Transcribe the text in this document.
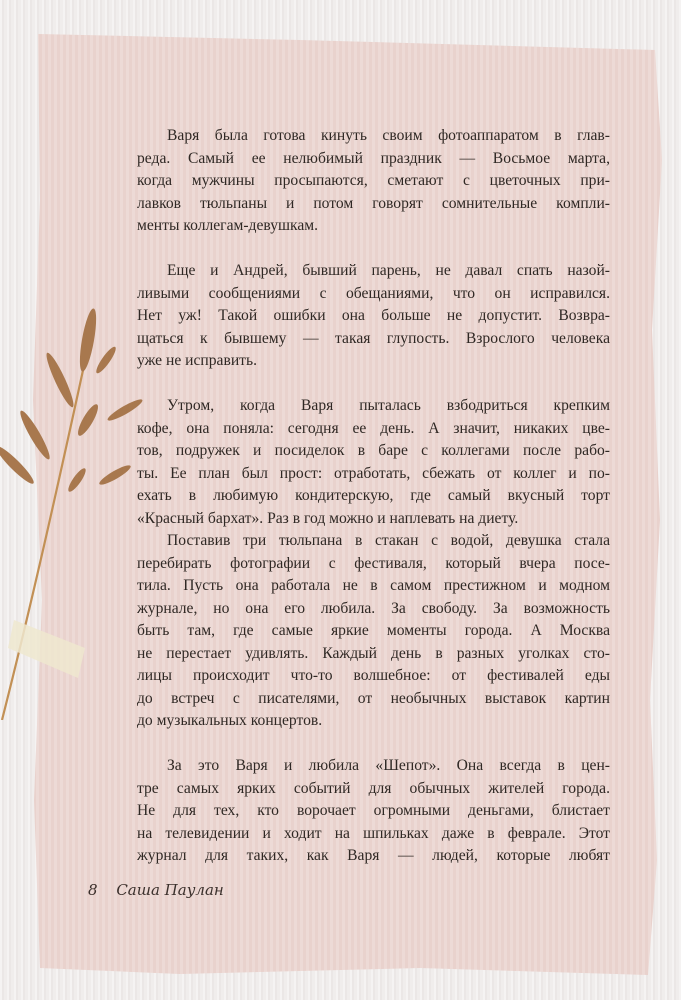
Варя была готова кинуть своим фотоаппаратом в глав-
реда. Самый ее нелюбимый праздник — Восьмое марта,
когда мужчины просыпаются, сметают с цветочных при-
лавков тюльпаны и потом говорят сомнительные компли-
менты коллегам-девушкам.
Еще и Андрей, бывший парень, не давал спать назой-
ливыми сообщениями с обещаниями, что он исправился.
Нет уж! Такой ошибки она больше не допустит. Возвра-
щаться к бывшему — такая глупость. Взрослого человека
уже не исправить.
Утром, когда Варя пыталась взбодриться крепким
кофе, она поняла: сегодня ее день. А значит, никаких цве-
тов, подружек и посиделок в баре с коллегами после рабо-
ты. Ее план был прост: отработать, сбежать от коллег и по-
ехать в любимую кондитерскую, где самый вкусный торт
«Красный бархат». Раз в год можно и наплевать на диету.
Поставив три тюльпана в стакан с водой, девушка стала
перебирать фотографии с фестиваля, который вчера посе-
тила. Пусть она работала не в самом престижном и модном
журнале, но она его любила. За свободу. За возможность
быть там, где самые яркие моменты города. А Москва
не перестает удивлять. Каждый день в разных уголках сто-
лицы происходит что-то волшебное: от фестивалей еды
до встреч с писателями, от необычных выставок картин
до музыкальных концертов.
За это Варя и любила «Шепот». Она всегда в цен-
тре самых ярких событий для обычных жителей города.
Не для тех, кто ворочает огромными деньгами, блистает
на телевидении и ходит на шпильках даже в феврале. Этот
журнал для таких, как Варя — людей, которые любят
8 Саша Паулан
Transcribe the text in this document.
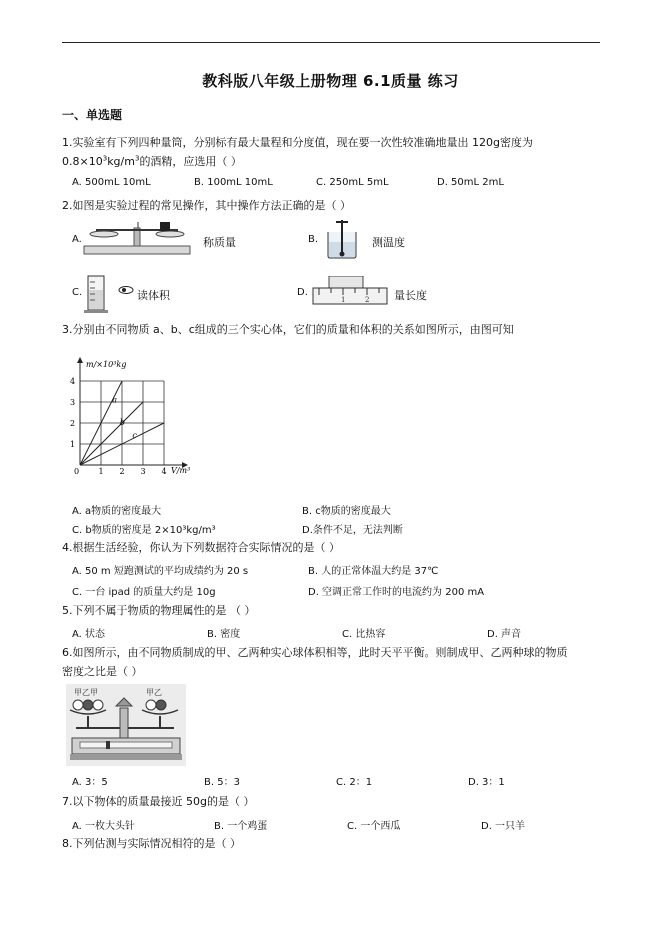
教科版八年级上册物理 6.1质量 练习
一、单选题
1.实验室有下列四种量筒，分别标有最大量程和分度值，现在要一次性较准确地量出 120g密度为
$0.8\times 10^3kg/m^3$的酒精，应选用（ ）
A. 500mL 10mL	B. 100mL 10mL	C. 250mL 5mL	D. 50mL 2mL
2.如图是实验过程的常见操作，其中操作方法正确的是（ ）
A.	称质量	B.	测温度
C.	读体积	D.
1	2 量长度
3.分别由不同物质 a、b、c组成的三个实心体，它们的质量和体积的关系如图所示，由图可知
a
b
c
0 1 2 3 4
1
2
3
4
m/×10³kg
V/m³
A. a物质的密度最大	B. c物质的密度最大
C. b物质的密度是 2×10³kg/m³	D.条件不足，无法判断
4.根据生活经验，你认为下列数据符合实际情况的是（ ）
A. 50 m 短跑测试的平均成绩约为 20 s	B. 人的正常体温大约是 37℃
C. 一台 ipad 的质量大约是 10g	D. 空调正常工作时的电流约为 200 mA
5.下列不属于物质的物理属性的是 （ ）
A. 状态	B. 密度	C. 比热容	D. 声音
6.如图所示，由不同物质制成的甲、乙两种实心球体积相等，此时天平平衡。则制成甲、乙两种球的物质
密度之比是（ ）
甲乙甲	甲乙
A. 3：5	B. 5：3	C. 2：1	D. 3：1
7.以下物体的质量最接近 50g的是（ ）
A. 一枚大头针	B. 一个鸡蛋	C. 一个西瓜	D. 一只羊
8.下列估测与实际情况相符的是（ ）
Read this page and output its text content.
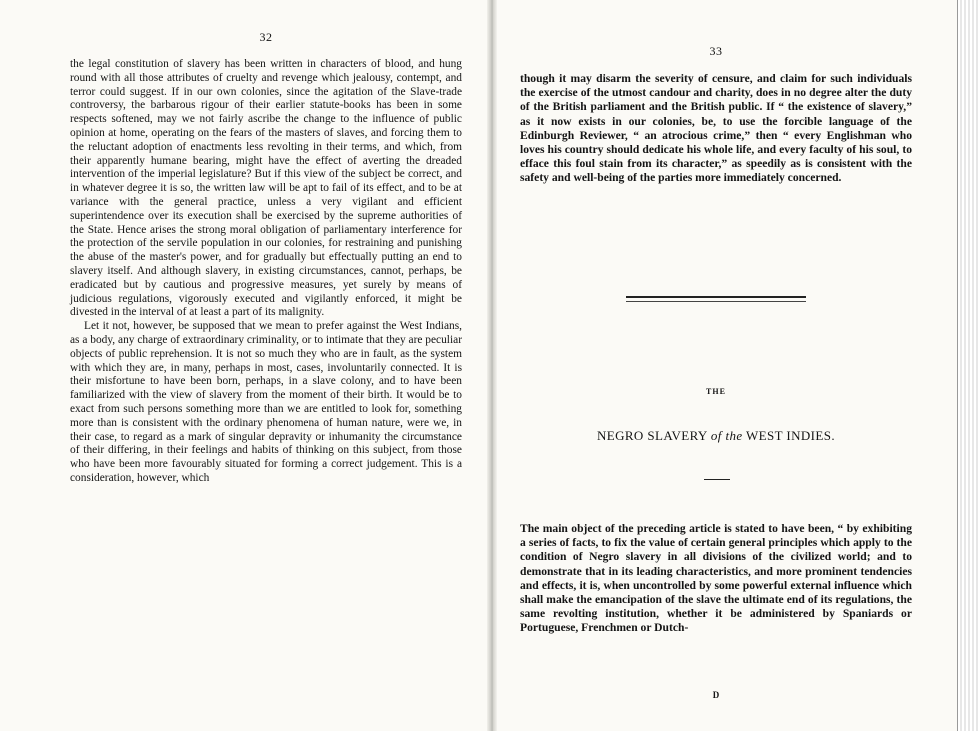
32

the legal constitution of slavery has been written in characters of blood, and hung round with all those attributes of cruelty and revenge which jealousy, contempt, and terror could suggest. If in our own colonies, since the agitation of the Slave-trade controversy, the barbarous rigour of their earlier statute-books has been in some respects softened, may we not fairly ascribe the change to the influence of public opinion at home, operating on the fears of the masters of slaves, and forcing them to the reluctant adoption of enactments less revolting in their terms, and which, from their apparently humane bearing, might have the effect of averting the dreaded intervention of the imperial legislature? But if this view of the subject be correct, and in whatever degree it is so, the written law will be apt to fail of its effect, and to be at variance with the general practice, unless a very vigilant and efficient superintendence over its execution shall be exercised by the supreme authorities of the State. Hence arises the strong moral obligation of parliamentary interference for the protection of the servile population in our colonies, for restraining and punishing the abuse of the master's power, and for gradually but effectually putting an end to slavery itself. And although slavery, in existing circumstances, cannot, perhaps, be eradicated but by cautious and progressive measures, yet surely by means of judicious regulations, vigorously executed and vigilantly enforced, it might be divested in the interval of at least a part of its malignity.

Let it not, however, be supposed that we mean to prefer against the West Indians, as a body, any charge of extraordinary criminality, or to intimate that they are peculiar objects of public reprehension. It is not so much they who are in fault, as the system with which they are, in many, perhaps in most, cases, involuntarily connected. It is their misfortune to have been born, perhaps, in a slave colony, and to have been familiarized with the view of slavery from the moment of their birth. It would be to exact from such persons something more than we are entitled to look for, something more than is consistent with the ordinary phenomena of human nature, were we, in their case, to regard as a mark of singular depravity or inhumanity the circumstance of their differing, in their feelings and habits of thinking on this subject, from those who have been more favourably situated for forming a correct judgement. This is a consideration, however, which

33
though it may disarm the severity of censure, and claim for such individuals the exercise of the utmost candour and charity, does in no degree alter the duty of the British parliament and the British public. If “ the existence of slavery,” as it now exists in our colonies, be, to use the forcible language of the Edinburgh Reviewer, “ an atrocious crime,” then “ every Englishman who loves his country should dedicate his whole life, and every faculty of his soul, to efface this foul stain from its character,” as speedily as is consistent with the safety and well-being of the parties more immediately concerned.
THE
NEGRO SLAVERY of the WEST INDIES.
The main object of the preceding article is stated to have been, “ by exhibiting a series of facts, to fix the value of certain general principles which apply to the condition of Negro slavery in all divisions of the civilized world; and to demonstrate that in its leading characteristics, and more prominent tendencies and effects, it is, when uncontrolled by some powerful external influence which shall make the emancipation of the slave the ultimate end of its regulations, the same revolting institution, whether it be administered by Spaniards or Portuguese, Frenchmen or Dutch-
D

____________________

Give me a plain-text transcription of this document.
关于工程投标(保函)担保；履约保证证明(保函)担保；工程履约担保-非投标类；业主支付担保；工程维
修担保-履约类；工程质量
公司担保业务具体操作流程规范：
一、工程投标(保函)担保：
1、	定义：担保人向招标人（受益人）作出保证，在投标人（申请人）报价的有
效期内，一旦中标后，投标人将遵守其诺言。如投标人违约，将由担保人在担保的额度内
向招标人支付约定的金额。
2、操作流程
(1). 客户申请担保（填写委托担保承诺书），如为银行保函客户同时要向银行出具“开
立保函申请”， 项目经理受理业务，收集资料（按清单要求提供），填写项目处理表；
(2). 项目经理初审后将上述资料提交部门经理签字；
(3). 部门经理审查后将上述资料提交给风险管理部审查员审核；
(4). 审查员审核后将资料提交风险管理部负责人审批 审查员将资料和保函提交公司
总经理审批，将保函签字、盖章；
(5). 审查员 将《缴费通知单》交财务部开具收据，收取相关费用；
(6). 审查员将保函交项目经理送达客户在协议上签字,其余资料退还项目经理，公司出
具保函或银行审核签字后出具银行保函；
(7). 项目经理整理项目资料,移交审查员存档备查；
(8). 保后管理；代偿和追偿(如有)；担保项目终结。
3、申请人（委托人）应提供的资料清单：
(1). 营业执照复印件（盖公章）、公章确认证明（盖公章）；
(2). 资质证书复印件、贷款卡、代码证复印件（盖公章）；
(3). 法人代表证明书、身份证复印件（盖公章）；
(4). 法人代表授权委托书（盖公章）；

____________________

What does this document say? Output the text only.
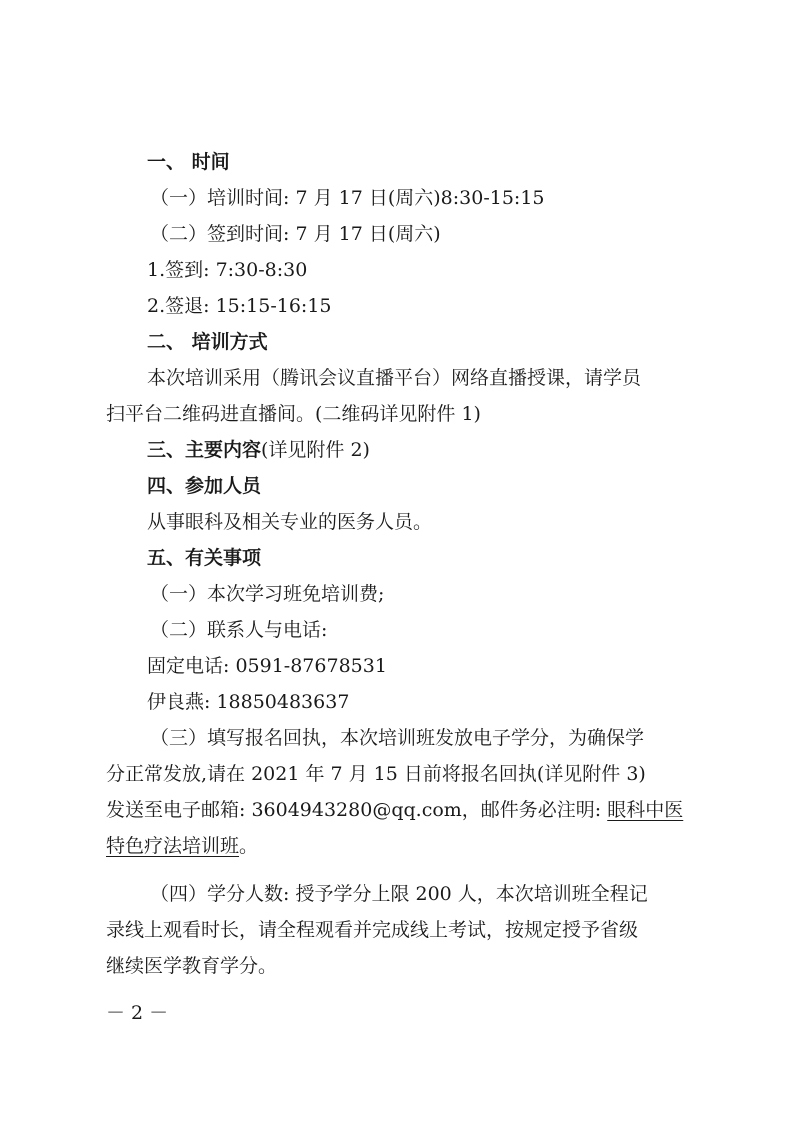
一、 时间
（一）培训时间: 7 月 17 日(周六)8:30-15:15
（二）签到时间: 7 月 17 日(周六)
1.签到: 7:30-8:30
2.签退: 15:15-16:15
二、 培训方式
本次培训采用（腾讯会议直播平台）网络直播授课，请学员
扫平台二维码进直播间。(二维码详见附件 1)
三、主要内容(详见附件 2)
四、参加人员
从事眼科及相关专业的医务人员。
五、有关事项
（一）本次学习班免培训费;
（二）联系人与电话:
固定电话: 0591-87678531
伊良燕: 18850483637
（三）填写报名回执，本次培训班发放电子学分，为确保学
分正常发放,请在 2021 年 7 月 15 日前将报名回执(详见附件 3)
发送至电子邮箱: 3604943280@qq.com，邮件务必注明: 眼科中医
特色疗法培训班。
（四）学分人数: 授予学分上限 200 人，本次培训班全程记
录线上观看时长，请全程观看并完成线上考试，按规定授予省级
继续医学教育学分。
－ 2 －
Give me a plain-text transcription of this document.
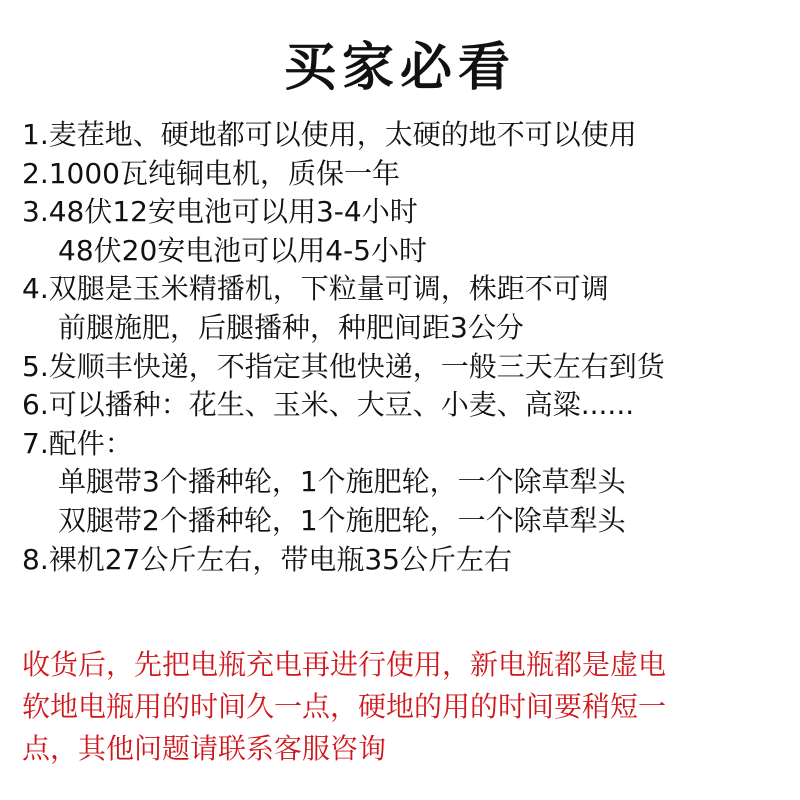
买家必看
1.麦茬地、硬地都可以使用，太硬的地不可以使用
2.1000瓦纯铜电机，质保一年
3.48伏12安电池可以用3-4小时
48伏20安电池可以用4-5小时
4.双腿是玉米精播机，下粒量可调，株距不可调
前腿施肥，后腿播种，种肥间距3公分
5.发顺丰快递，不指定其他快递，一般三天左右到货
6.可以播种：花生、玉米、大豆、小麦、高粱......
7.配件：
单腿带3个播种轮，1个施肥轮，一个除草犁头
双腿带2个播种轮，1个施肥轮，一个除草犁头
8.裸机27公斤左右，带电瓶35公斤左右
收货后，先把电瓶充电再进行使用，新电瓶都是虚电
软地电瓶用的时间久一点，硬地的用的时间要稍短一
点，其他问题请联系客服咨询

____________________

OBJECTIVE:
Output a single number: how many lines contain the word "Варя".

CORRECT ANSWER:
4